### Required task:
Scan the data below. Pull out each line where "eadem" occurs.

### Record set:
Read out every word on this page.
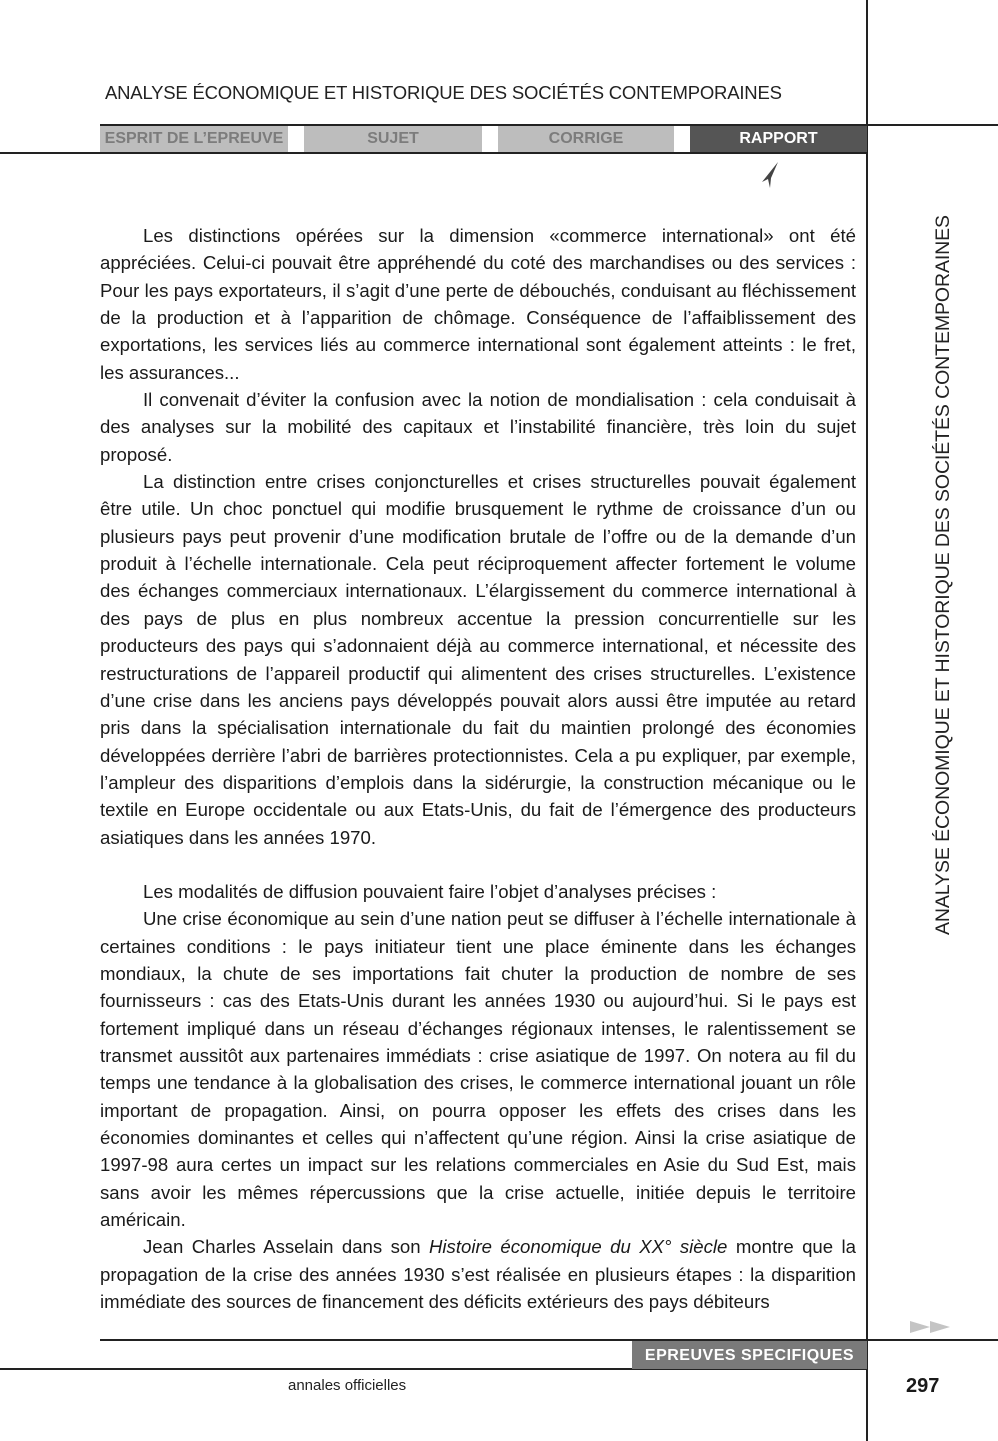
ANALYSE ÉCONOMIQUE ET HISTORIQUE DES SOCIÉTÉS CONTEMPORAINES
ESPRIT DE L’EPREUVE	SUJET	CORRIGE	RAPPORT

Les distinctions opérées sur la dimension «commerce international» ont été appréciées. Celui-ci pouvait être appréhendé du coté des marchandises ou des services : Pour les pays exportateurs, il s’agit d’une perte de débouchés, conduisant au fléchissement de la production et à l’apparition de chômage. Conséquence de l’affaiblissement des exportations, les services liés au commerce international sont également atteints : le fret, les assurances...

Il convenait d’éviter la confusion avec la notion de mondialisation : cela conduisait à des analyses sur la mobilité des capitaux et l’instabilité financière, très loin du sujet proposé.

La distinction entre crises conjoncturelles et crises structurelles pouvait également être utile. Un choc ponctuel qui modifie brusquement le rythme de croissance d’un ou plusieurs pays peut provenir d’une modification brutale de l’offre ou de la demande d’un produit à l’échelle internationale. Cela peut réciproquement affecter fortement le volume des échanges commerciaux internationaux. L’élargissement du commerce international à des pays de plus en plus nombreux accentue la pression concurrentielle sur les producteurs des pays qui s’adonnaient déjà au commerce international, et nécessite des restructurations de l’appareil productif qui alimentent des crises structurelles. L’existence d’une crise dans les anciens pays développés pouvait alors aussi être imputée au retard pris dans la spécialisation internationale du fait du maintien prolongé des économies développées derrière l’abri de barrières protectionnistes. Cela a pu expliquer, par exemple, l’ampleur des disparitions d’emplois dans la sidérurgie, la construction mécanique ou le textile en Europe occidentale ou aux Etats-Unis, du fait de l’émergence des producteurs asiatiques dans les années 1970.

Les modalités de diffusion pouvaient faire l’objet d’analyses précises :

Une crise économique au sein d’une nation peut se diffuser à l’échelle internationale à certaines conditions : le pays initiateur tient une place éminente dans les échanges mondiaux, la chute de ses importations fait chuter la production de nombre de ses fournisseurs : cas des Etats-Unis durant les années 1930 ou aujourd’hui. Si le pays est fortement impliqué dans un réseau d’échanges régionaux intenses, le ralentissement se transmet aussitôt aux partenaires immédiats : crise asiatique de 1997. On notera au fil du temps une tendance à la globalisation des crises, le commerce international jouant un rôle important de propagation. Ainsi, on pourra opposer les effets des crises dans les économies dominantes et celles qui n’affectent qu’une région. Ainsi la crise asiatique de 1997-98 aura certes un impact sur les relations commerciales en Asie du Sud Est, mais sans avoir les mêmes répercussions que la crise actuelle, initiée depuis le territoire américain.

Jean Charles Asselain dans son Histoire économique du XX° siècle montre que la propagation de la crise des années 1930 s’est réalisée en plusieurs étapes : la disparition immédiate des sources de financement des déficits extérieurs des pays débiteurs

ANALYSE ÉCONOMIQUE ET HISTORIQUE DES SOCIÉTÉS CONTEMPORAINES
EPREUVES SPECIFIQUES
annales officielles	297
--
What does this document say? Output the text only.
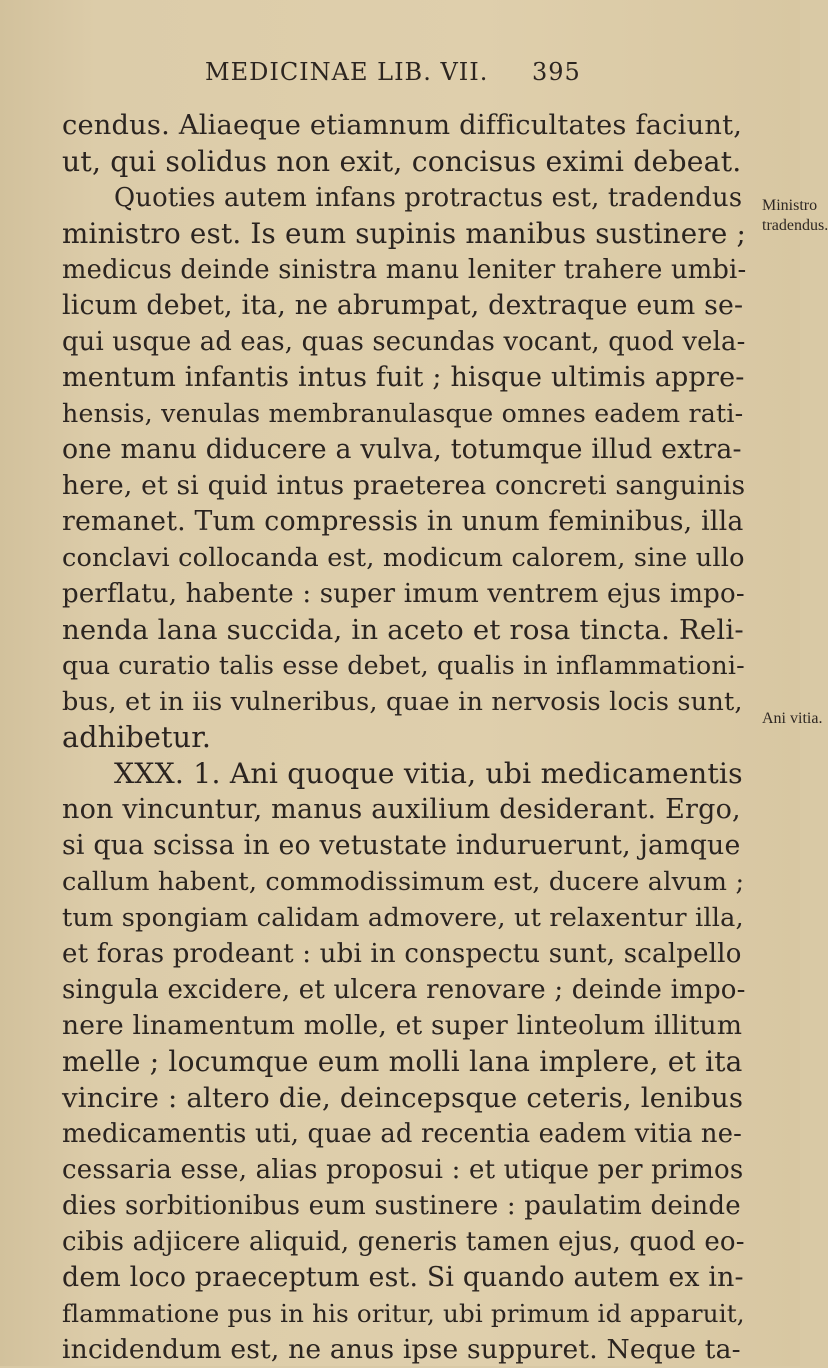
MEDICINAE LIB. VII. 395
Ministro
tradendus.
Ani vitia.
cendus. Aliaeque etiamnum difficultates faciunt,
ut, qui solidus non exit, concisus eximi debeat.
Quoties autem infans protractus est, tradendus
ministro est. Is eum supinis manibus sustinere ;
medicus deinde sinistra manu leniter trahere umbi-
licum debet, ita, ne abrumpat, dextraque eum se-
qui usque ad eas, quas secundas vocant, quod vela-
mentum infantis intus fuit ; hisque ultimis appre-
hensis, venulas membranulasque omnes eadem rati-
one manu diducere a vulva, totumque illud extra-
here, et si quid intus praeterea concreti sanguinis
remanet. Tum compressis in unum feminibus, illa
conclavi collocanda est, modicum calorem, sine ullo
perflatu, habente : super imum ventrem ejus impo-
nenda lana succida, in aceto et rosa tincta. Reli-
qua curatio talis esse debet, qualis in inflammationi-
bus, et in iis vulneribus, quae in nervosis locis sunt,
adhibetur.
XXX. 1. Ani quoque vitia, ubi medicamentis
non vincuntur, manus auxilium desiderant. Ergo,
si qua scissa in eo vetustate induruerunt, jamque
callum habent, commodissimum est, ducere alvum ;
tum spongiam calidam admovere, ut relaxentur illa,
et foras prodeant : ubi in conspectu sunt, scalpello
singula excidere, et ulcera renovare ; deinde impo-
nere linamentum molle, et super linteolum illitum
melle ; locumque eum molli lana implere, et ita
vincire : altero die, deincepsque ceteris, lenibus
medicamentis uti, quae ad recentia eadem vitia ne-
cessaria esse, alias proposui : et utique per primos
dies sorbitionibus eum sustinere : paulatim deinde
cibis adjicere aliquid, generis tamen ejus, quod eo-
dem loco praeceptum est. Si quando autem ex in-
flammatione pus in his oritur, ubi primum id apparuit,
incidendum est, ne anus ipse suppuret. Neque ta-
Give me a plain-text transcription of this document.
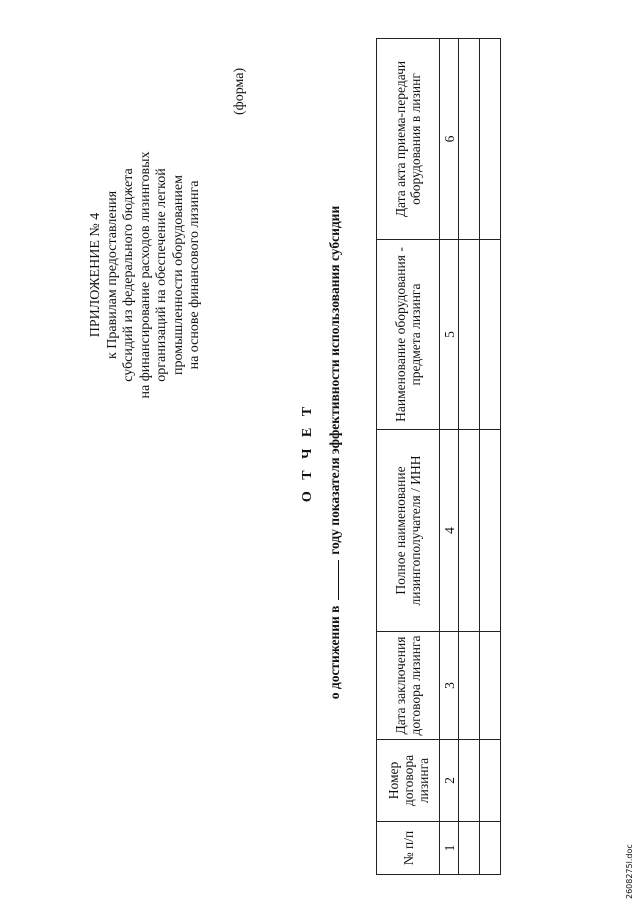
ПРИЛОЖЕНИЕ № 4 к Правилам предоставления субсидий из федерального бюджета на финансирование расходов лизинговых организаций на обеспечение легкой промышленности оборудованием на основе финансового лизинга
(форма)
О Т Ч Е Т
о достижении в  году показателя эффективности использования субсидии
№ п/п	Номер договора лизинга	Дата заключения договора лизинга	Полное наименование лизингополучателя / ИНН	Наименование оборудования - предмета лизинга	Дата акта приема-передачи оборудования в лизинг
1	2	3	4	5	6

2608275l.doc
==
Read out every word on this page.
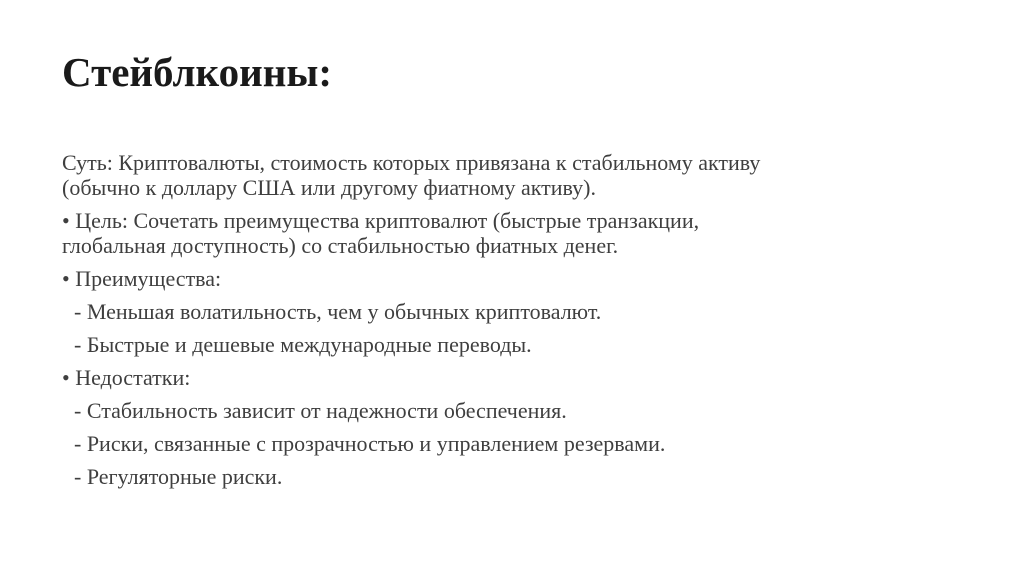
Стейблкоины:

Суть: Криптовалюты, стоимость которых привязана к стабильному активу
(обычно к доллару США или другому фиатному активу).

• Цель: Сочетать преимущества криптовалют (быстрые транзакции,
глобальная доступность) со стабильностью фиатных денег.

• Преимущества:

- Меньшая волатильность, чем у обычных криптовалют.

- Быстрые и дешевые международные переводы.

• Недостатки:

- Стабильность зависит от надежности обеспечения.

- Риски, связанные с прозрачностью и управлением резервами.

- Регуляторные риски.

### Result for this exercise:
hensis, venulas membranulasque omnes eadem rati-
medicamentis uti, quae ad recentia eadem vitia ne-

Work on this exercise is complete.